(Brief)
Return each line holding the string "chest".

┌────────

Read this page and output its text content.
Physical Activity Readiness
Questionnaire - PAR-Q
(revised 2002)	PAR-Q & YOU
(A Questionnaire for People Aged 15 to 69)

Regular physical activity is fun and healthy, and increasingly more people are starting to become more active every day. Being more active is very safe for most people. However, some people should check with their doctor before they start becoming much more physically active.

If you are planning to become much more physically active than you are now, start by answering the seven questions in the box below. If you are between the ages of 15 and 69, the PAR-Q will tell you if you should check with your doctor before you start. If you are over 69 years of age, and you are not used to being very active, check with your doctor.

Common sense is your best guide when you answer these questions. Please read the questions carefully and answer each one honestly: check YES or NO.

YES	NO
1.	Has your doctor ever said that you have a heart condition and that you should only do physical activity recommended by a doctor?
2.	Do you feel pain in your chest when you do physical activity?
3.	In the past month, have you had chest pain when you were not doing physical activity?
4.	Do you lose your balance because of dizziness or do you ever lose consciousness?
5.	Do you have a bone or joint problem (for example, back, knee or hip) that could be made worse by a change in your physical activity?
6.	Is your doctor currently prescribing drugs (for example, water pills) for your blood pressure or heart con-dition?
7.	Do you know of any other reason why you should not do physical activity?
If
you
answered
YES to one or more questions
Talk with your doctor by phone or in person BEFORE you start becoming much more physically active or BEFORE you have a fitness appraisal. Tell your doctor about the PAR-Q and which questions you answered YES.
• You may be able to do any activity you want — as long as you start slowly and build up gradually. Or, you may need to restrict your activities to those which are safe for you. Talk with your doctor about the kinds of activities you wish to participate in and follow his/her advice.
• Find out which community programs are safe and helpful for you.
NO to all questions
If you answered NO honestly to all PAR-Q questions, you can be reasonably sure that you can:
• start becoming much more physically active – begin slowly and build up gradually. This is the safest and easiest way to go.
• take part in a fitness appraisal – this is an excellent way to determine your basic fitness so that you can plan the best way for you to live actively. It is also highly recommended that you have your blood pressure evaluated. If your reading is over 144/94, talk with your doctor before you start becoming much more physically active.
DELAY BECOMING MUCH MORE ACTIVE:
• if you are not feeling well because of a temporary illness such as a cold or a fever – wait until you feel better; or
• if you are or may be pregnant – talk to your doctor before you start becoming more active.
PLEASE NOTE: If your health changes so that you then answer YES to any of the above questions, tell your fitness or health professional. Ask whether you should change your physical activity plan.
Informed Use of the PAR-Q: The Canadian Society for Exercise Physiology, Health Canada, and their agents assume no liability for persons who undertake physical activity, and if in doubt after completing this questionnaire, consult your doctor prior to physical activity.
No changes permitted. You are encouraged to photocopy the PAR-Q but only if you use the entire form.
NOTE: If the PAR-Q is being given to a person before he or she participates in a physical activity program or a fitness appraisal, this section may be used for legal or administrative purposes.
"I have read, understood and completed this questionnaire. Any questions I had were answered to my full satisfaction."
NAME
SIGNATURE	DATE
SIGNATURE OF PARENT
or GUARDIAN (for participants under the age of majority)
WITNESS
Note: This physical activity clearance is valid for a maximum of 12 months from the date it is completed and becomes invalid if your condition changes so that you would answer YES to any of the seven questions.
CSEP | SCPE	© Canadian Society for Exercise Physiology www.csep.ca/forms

└────────

(Correct answer)
2.	Do you feel pain in your chest when you do physical activity?
3.	In the past month, have you had chest pain when you were not doing physical activity?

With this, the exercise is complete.